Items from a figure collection
_ _ _ _
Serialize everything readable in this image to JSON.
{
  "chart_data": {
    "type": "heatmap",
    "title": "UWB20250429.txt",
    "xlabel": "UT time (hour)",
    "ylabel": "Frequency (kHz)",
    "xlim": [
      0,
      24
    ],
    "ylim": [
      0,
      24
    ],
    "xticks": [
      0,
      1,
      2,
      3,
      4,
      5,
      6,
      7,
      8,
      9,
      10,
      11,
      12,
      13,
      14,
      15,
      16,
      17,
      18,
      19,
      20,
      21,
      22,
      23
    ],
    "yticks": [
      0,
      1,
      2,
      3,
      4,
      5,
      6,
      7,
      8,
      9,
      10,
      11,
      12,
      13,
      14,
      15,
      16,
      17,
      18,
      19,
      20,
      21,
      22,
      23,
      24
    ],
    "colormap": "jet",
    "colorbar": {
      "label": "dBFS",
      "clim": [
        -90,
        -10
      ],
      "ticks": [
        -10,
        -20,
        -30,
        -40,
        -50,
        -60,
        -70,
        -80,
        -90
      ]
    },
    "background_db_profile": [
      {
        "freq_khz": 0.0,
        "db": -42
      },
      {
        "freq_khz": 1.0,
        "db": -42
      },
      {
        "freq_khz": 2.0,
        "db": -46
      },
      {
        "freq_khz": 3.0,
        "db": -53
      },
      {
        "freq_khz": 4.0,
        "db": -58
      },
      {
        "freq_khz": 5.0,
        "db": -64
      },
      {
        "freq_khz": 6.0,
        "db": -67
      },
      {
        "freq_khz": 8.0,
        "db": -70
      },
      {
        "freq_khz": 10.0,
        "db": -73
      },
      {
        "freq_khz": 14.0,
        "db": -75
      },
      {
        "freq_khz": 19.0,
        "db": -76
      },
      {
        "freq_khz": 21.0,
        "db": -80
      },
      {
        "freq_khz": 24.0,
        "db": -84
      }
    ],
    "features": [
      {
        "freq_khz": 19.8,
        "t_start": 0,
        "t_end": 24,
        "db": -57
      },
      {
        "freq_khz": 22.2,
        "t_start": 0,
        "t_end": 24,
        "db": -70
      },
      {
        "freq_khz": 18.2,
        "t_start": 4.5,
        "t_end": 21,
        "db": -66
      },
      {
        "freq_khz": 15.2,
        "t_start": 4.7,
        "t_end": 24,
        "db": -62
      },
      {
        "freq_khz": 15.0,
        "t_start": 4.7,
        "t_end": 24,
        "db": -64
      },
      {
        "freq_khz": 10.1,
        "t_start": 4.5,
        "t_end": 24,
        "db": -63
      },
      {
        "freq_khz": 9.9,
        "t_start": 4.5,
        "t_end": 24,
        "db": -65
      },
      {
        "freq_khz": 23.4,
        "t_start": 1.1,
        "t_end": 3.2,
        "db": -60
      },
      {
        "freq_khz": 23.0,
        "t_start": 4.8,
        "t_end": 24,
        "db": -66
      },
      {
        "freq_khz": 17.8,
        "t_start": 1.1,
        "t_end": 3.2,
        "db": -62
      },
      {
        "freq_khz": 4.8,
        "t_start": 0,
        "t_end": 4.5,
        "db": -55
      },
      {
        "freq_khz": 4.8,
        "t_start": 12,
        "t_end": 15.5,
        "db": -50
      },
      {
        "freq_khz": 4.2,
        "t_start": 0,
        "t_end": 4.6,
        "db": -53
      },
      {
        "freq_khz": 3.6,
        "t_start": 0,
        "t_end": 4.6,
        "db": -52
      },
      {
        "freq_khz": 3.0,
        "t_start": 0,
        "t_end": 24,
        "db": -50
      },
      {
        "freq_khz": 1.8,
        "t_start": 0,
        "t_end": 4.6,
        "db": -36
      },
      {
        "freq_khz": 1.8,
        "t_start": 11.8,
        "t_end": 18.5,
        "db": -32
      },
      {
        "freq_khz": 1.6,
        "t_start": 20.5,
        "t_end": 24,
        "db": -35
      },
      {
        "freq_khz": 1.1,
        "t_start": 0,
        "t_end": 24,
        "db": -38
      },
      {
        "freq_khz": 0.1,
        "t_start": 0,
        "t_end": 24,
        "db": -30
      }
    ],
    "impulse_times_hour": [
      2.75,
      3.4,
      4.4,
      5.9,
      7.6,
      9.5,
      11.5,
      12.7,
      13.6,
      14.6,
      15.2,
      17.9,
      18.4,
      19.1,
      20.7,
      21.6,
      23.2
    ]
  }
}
_ _ _ _
__THE EXERCISE__.
The full set of records should be duplicated exactly.

__THE ANSWER__.
Serialize everything readable in this image to JSON.
{
  "chart_data": {
    "type": "heatmap",
    "title": "UWB20250429.txt",
    "xlabel": "UT time (hour)",
    "ylabel": "Frequency (kHz)",
    "xlim": [
      0,
      24
    ],
    "ylim": [
      0,
      24
    ],
    "xticks": [
      0,
      1,
      2,
      3,
      4,
      5,
      6,
      7,
      8,
      9,
      10,
      11,
      12,
      13,
      14,
      15,
      16,
      17,
      18,
      19,
      20,
      21,
      22,
      23
    ],
    "yticks": [
      0,
      1,
      2,
      3,
      4,
      5,
      6,
      7,
      8,
      9,
      10,
      11,
      12,
      13,
      14,
      15,
      16,
      17,
      18,
      19,
      20,
      21,
      22,
      23,
      24
    ],
    "colormap": "jet",
    "colorbar": {
      "label": "dBFS",
      "clim": [
        -90,
        -10
      ],
      "ticks": [
        -10,
        -20,
        -30,
        -40,
        -50,
        -60,
        -70,
        -80,
        -90
      ]
    },
    "background_db_profile": [
      {
        "freq_khz": 0.0,
        "db": -42
      },
      {
        "freq_khz": 1.0,
        "db": -42
      },
      {
        "freq_khz": 2.0,
        "db": -46
      },
      {
        "freq_khz": 3.0,
        "db": -53
      },
      {
        "freq_khz": 4.0,
        "db": -58
      },
      {
        "freq_khz": 5.0,
        "db": -64
      },
      {
        "freq_khz": 6.0,
        "db": -67
      },
      {
        "freq_khz": 8.0,
        "db": -70
      },
      {
        "freq_khz": 10.0,
        "db": -73
      },
      {
        "freq_khz": 14.0,
        "db": -75
      },
      {
        "freq_khz": 19.0,
        "db": -76
      },
      {
        "freq_khz": 21.0,
        "db": -80
      },
      {
        "freq_khz": 24.0,
        "db": -84
      }
    ],
    "features": [
      {
        "freq_khz": 19.8,
        "t_start": 0,
        "t_end": 24,
        "db": -57
      },
      {
        "freq_khz": 22.2,
        "t_start": 0,
        "t_end": 24,
        "db": -70
      },
      {
        "freq_khz": 18.2,
        "t_start": 4.5,
        "t_end": 21,
        "db": -66
      },
      {
        "freq_khz": 15.2,
        "t_start": 4.7,
        "t_end": 24,
        "db": -62
      },
      {
        "freq_khz": 15.0,
        "t_start": 4.7,
        "t_end": 24,
        "db": -64
      },
      {
        "freq_khz": 10.1,
        "t_start": 4.5,
        "t_end": 24,
        "db": -63
      },
      {
        "freq_khz": 9.9,
        "t_start": 4.5,
        "t_end": 24,
        "db": -65
      },
      {
        "freq_khz": 23.4,
        "t_start": 1.1,
        "t_end": 3.2,
        "db": -60
      },
      {
        "freq_khz": 23.0,
        "t_start": 4.8,
        "t_end": 24,
        "db": -66
      },
      {
        "freq_khz": 17.8,
        "t_start": 1.1,
        "t_end": 3.2,
        "db": -62
      },
      {
        "freq_khz": 4.8,
        "t_start": 0,
        "t_end": 4.5,
        "db": -55
      },
      {
        "freq_khz": 4.8,
        "t_start": 12,
        "t_end": 15.5,
        "db": -50
      },
      {
        "freq_khz": 4.2,
        "t_start": 0,
        "t_end": 4.6,
        "db": -53
      },
      {
        "freq_khz": 3.6,
        "t_start": 0,
        "t_end": 4.6,
        "db": -52
      },
      {
        "freq_khz": 3.0,
        "t_start": 0,
        "t_end": 24,
        "db": -50
      },
      {
        "freq_khz": 1.8,
        "t_start": 0,
        "t_end": 4.6,
        "db": -36
      },
      {
        "freq_khz": 1.8,
        "t_start": 11.8,
        "t_end": 18.5,
        "db": -32
      },
      {
        "freq_khz": 1.6,
        "t_start": 20.5,
        "t_end": 24,
        "db": -35
      },
      {
        "freq_khz": 1.1,
        "t_start": 0,
        "t_end": 24,
        "db": -38
      },
      {
        "freq_khz": 0.1,
        "t_start": 0,
        "t_end": 24,
        "db": -30
      }
    ],
    "impulse_times_hour": [
      2.75,
      3.4,
      4.4,
      5.9,
      7.6,
      9.5,
      11.5,
      12.7,
      13.6,
      14.6,
      15.2,
      17.9,
      18.4,
      19.1,
      20.7,
      21.6,
      23.2
    ]
  }
}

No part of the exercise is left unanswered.